■ Materials provided:

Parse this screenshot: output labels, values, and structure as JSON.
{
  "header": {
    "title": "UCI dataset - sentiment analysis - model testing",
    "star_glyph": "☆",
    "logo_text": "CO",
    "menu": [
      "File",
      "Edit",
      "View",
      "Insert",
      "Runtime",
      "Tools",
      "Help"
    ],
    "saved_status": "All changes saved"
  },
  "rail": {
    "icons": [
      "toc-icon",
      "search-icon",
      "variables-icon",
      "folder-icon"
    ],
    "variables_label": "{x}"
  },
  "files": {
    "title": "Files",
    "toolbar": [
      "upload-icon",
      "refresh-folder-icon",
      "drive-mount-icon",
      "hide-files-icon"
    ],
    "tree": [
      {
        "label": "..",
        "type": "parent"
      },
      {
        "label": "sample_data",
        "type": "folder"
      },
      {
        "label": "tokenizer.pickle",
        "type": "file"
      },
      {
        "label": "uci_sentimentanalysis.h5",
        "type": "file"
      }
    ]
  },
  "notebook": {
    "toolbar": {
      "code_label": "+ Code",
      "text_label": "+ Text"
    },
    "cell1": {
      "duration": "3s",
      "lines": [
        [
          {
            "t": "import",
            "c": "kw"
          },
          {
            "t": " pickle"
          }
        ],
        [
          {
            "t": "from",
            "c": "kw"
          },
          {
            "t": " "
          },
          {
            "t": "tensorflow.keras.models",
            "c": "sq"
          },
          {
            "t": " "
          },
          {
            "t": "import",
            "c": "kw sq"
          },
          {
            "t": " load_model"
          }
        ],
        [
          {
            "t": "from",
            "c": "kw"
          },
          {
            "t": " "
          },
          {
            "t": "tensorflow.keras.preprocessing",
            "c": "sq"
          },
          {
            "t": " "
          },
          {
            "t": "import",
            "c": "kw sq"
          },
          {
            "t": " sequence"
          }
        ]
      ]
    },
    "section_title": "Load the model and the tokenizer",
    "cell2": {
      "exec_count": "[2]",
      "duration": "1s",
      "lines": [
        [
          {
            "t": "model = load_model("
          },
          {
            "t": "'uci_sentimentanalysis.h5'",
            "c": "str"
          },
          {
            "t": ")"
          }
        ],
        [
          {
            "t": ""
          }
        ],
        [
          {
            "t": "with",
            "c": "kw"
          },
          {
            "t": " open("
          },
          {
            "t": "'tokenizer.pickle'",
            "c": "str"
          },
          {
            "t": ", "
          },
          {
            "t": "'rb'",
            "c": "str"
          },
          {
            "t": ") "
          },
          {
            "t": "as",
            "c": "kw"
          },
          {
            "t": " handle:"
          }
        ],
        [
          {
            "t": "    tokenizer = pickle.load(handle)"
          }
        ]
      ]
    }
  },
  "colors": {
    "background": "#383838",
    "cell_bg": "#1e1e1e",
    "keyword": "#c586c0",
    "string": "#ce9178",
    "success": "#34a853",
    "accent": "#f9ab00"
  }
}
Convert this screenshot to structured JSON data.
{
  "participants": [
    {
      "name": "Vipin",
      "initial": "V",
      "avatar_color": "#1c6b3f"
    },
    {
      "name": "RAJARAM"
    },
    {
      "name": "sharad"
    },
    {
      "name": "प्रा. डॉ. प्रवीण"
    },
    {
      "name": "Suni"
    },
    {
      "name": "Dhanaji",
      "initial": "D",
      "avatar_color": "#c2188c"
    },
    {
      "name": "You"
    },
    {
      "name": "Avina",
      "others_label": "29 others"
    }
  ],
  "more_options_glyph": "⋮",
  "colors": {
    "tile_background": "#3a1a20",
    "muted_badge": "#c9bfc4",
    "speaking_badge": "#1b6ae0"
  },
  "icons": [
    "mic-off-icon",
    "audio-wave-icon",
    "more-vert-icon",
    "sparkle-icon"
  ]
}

■ Task to complete: For this exercise, gather every line of the data that contains the word "screenshot".

■ Complete answer:
Parse this screenshot: output labels, values, and structure as JSON.
Convert this screenshot to structured JSON data.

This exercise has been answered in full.